Collected data
────────────────

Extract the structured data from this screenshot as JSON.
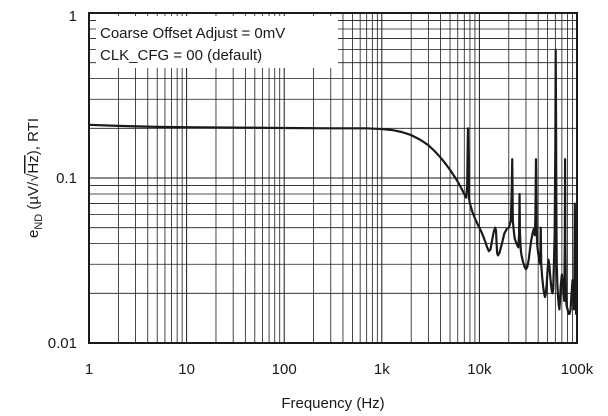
{
  "chart_data": {
    "type": "line",
    "title": "",
    "xlabel": "Frequency (Hz)",
    "ylabel": {
      "prefix": "e",
      "sub": "ND",
      "open": " (µV/√",
      "over": "Hz",
      "close": "), RTI"
    },
    "xscale": "log",
    "yscale": "log",
    "xlim": [
      1,
      100000
    ],
    "ylim": [
      0.01,
      1
    ],
    "xticks": [
      1,
      10,
      100,
      1000,
      10000,
      100000
    ],
    "xtick_labels": [
      "1",
      "10",
      "100",
      "1k",
      "10k",
      "100k"
    ],
    "yticks": [
      0.01,
      0.1,
      1
    ],
    "ytick_labels": [
      "0.01",
      "0.1",
      "1"
    ],
    "grid": true,
    "legend_placement": "top-left",
    "annotations": [
      "Coarse Offset Adjust = 0mV",
      "CLK_CFG = 00 (default)"
    ],
    "series": [
      {
        "x": [
          1,
          2,
          5,
          10,
          30,
          100,
          300,
          700,
          1000,
          1300,
          1600,
          2000,
          2500,
          3000,
          3500,
          4000,
          4500,
          5000,
          5500,
          6000,
          6500,
          7000,
          7300,
          7500,
          7600,
          7650,
          7800,
          8000,
          8500,
          9000,
          9500,
          10000,
          10500,
          11000,
          11500,
          12000,
          12500,
          13000,
          13500,
          14000,
          14500,
          14800,
          15000,
          15200,
          15500,
          16000,
          17000,
          18000,
          19000,
          20000,
          21000,
          21500,
          21700,
          22000,
          22500,
          23000,
          24000,
          25000,
          25500,
          25800,
          26000,
          26500,
          27000,
          28000,
          29000,
          30000,
          31000,
          32000,
          33000,
          34000,
          35000,
          36000,
          37000,
          37500,
          38000,
          38500,
          39000,
          40000,
          41000,
          42000,
          42500,
          43000,
          44000,
          45000,
          46000,
          47000,
          48000,
          49000,
          50000,
          51000,
          52000,
          53000,
          54000,
          55000,
          56000,
          57000,
          58000,
          59000,
          60000,
          60500,
          61000,
          61500,
          62000,
          63000,
          64000,
          65000,
          66000,
          67000,
          68000,
          70000,
          72000,
          74000,
          75000,
          75500,
          76000,
          77000,
          78000,
          80000,
          82000,
          84000,
          86000,
          88000,
          90000,
          92000,
          93000,
          94000,
          95000,
          96000,
          97000,
          98000,
          99000,
          100000
        ],
        "y": [
          0.21,
          0.207,
          0.204,
          0.203,
          0.202,
          0.201,
          0.2,
          0.2,
          0.198,
          0.195,
          0.19,
          0.182,
          0.17,
          0.158,
          0.145,
          0.133,
          0.122,
          0.112,
          0.103,
          0.095,
          0.087,
          0.08,
          0.076,
          0.09,
          0.17,
          0.2,
          0.076,
          0.07,
          0.062,
          0.057,
          0.053,
          0.05,
          0.047,
          0.044,
          0.041,
          0.038,
          0.036,
          0.037,
          0.042,
          0.047,
          0.05,
          0.048,
          0.04,
          0.035,
          0.034,
          0.035,
          0.04,
          0.046,
          0.049,
          0.05,
          0.055,
          0.09,
          0.13,
          0.055,
          0.048,
          0.043,
          0.04,
          0.038,
          0.045,
          0.08,
          0.048,
          0.037,
          0.034,
          0.031,
          0.029,
          0.028,
          0.029,
          0.032,
          0.037,
          0.042,
          0.046,
          0.049,
          0.045,
          0.06,
          0.13,
          0.055,
          0.04,
          0.035,
          0.032,
          0.03,
          0.05,
          0.03,
          0.025,
          0.022,
          0.02,
          0.019,
          0.02,
          0.023,
          0.028,
          0.032,
          0.03,
          0.026,
          0.023,
          0.021,
          0.02,
          0.021,
          0.03,
          0.045,
          0.16,
          0.6,
          0.22,
          0.06,
          0.03,
          0.022,
          0.019,
          0.017,
          0.016,
          0.018,
          0.022,
          0.026,
          0.022,
          0.018,
          0.04,
          0.13,
          0.042,
          0.02,
          0.017,
          0.016,
          0.015,
          0.015,
          0.016,
          0.02,
          0.024,
          0.019,
          0.016,
          0.025,
          0.07,
          0.03,
          0.018,
          0.015,
          0.015,
          0.016
        ]
      }
    ]
  }
}
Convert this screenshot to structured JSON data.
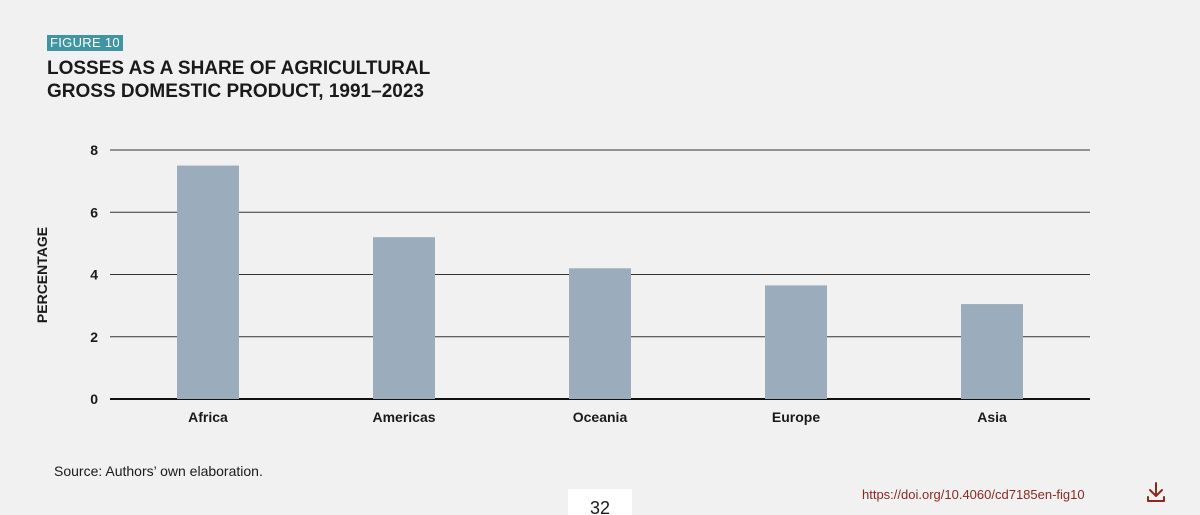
{
  "figure": {
    "tag": "FIGURE 10",
    "title_line1": "LOSSES AS A SHARE OF AGRICULTURAL",
    "title_line2": "GROSS DOMESTIC PRODUCT, 1991–2023"
  },
  "chart_data": {
    "type": "bar",
    "categories": [
      "Africa",
      "Americas",
      "Oceania",
      "Europe",
      "Asia"
    ],
    "values": [
      7.5,
      5.2,
      4.2,
      3.65,
      3.05
    ],
    "title": "LOSSES AS A SHARE OF AGRICULTURAL GROSS DOMESTIC PRODUCT, 1991–2023",
    "xlabel": "",
    "ylabel": "PERCENTAGE",
    "ylim": [
      0,
      8
    ],
    "yticks": [
      0,
      2,
      4,
      6,
      8
    ],
    "grid": true,
    "bar_color": "#9badbc",
    "grid_color": "#333333"
  },
  "footer": {
    "source": "Source: Authors’ own elaboration.",
    "page_number": "32",
    "doi": "https://doi.org/10.4060/cd7185en-fig10"
  },
  "icons": {
    "download": "download-icon"
  },
  "colors": {
    "tag_background": "#3f95a3",
    "link": "#8a2a1e",
    "background": "#f1f1f1"
  }
}
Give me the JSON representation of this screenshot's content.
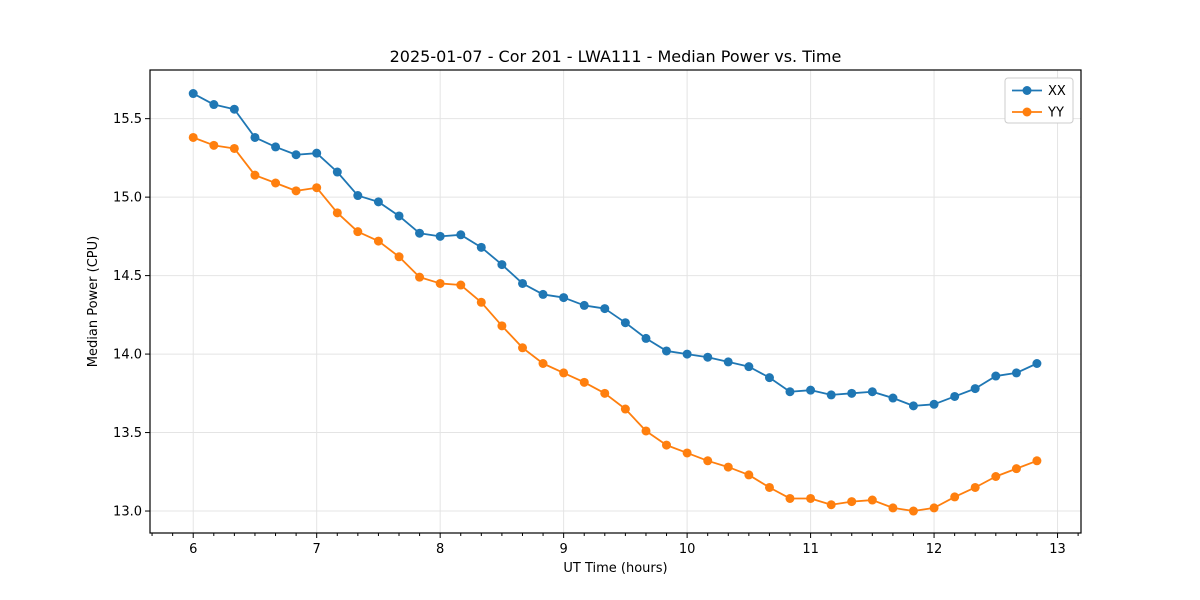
{
  "chart_data": {
    "type": "line",
    "title": "2025-01-07 - Cor 201 - LWA111 - Median Power vs. Time",
    "xlabel": "UT Time (hours)",
    "ylabel": "Median Power (CPU)",
    "xlim": [
      5.65,
      13.19
    ],
    "ylim": [
      12.86,
      15.81
    ],
    "xticks": [
      6,
      7,
      8,
      9,
      10,
      11,
      12,
      13
    ],
    "xtick_labels": [
      "6",
      "7",
      "8",
      "9",
      "10",
      "11",
      "12",
      "13"
    ],
    "x_minor_tick_step": 0.1667,
    "yticks": [
      13.0,
      13.5,
      14.0,
      14.5,
      15.0,
      15.5
    ],
    "ytick_labels": [
      "13.0",
      "13.5",
      "14.0",
      "14.5",
      "15.0",
      "15.5"
    ],
    "grid": true,
    "grid_color": "#e4e4e4",
    "legend_position": "upper right",
    "x": [
      6.0,
      6.167,
      6.333,
      6.5,
      6.667,
      6.833,
      7.0,
      7.167,
      7.333,
      7.5,
      7.667,
      7.833,
      8.0,
      8.167,
      8.333,
      8.5,
      8.667,
      8.833,
      9.0,
      9.167,
      9.333,
      9.5,
      9.667,
      9.833,
      10.0,
      10.167,
      10.333,
      10.5,
      10.667,
      10.833,
      11.0,
      11.167,
      11.333,
      11.5,
      11.667,
      11.833,
      12.0,
      12.167,
      12.333,
      12.5,
      12.667,
      12.833
    ],
    "series": [
      {
        "name": "XX",
        "color": "#1f77b4",
        "values": [
          15.66,
          15.59,
          15.56,
          15.38,
          15.32,
          15.27,
          15.28,
          15.16,
          15.01,
          14.97,
          14.88,
          14.77,
          14.75,
          14.76,
          14.68,
          14.57,
          14.45,
          14.38,
          14.36,
          14.31,
          14.29,
          14.2,
          14.1,
          14.02,
          14.0,
          13.98,
          13.95,
          13.92,
          13.85,
          13.76,
          13.77,
          13.74,
          13.75,
          13.76,
          13.72,
          13.67,
          13.68,
          13.73,
          13.78,
          13.86,
          13.88,
          13.94
        ]
      },
      {
        "name": "YY",
        "color": "#ff7f0e",
        "values": [
          15.38,
          15.33,
          15.31,
          15.14,
          15.09,
          15.04,
          15.06,
          14.9,
          14.78,
          14.72,
          14.62,
          14.49,
          14.45,
          14.44,
          14.33,
          14.18,
          14.04,
          13.94,
          13.88,
          13.82,
          13.75,
          13.65,
          13.51,
          13.42,
          13.37,
          13.32,
          13.28,
          13.23,
          13.15,
          13.08,
          13.08,
          13.04,
          13.06,
          13.07,
          13.02,
          13.0,
          13.02,
          13.09,
          13.15,
          13.22,
          13.27,
          13.32
        ]
      }
    ]
  }
}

────────────────

Task to carry out
Report how many lines contain "structured". Give nothing but the number.

Correct output
2